====== Entries provided ======

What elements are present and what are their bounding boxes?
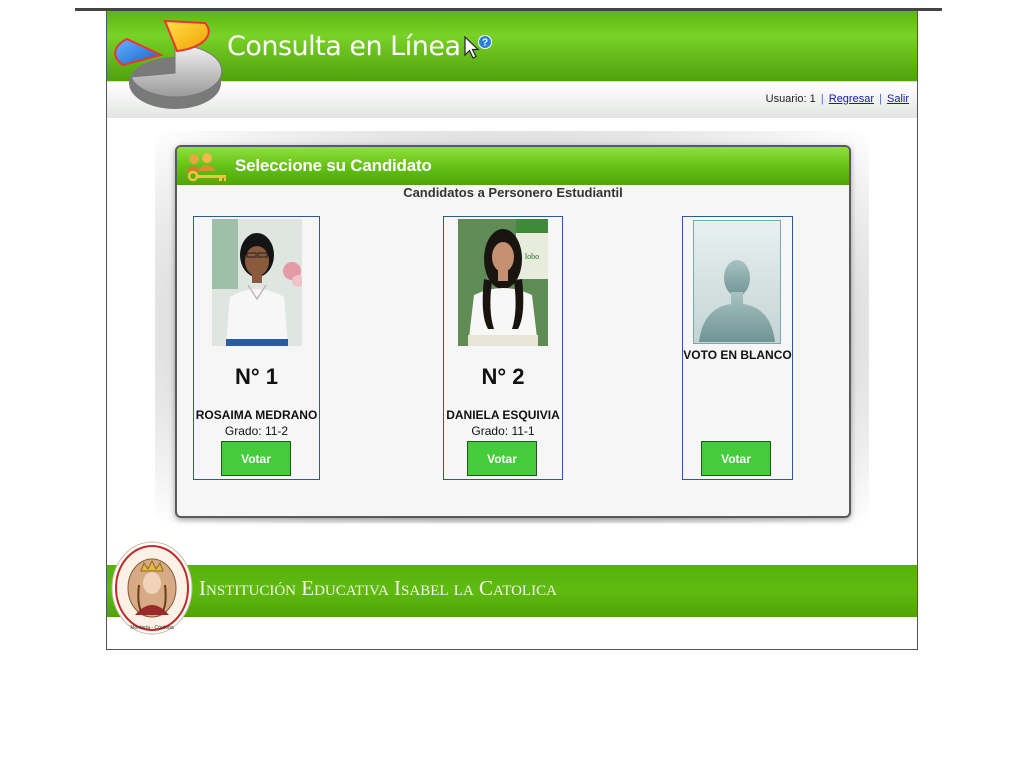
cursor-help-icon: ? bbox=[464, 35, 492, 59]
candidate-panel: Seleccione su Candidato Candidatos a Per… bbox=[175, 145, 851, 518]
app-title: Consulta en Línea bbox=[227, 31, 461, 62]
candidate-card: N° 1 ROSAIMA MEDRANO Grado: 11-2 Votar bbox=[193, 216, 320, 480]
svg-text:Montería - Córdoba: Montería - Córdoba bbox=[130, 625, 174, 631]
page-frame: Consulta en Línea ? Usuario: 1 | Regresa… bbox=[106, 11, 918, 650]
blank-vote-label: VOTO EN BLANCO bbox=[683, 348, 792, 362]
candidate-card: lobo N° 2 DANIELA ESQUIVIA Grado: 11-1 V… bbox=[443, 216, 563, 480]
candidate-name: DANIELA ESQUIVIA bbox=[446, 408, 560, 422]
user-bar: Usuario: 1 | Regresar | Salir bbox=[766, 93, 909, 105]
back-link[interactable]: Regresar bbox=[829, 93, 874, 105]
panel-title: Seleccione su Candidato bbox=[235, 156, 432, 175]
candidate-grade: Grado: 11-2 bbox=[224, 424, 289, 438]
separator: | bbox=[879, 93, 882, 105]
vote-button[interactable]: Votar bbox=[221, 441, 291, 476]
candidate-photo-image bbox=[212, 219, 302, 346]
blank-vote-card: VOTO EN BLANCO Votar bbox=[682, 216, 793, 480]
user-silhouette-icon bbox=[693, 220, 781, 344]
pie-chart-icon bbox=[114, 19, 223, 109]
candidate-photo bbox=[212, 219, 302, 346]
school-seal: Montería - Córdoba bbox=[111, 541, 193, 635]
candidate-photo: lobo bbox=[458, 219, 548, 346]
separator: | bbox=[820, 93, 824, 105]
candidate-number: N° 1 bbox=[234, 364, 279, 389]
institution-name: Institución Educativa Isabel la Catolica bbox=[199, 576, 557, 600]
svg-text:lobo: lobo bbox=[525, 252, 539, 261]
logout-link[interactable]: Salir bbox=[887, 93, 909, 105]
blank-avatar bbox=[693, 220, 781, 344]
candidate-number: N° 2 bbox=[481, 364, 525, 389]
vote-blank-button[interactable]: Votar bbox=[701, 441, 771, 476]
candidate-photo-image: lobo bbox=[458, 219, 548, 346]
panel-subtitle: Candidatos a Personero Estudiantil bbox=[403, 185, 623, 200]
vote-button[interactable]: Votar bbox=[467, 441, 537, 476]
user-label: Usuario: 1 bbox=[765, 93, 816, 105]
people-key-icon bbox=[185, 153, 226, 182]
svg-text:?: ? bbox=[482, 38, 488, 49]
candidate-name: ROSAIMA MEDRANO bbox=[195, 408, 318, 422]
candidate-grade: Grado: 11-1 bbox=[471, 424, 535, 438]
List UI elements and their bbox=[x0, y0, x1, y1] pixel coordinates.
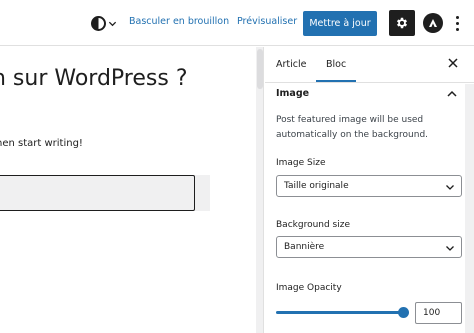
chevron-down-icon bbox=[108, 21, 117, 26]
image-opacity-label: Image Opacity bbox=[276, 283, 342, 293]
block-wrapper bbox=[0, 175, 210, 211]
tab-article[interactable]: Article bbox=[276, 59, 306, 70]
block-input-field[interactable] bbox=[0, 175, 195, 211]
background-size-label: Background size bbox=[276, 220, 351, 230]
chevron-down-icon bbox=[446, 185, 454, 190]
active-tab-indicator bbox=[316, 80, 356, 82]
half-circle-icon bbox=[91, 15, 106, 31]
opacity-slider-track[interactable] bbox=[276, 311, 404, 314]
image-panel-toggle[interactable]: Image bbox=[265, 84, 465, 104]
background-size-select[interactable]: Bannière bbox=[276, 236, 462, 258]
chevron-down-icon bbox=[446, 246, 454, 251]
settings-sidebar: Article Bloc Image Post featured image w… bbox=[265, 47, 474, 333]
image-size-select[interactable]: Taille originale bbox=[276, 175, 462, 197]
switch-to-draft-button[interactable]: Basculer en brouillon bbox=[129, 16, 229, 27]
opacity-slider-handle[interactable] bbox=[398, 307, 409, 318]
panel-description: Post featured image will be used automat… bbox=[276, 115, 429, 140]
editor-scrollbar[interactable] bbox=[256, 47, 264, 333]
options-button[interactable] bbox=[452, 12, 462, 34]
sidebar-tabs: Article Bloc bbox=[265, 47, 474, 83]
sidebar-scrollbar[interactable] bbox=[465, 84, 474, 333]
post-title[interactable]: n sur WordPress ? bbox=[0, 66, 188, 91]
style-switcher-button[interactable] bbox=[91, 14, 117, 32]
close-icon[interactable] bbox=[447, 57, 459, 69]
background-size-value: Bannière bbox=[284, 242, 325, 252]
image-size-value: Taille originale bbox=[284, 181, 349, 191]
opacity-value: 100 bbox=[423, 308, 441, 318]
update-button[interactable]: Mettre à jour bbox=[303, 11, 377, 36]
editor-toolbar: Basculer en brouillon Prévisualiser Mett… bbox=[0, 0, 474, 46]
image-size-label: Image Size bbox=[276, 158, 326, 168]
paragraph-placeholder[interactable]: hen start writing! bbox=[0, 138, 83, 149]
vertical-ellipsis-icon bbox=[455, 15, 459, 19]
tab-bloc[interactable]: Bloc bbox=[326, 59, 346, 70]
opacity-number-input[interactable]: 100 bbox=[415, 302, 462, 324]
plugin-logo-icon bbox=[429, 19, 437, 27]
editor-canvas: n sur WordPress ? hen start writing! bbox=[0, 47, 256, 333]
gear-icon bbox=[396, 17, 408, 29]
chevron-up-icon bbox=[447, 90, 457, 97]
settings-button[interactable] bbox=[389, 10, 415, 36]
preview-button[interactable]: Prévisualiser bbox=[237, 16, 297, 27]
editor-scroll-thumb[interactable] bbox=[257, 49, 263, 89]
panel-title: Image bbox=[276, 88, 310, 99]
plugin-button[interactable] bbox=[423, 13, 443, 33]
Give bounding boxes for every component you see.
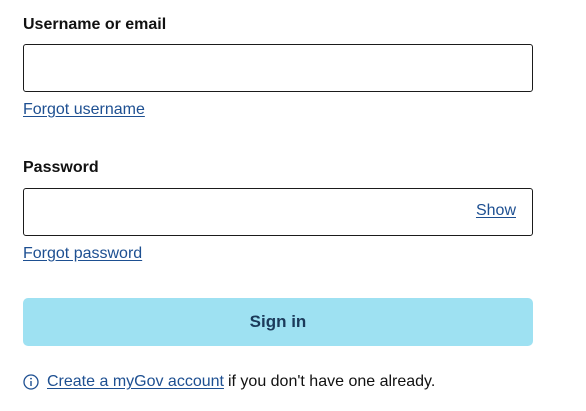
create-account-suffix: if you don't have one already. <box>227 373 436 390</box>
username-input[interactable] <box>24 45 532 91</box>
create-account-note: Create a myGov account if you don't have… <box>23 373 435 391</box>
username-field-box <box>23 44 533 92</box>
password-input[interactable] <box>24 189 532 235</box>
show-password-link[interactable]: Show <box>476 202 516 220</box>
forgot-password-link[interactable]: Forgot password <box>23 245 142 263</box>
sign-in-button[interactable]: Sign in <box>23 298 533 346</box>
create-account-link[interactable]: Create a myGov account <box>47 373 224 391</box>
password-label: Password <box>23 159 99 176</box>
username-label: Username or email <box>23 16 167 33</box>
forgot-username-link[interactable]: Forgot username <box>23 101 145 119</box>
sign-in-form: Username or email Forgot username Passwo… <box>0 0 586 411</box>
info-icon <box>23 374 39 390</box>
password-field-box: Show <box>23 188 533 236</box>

======

(Given exercise)
Please rewrite the data between the lines holding "create-account-suffix: if you" and "forgot-password-link[interactable]: Forgot password", inclusive, with "myGov" changed to "MyID" and nothing else altered.

(Complete answer)
create-account-suffix: if you don't have one already. <box>227 373 436 390</box>
username-input[interactable] <box>24 45 532 91</box>
create-account-note: Create a MyID account if you don't have… <box>23 373 435 391</box>
username-field-box <box>23 44 533 92</box>
password-input[interactable] <box>24 189 532 235</box>
show-password-link[interactable]: Show <box>476 202 516 220</box>
forgot-password-link[interactable]: Forgot password <box>23 245 142 263</box>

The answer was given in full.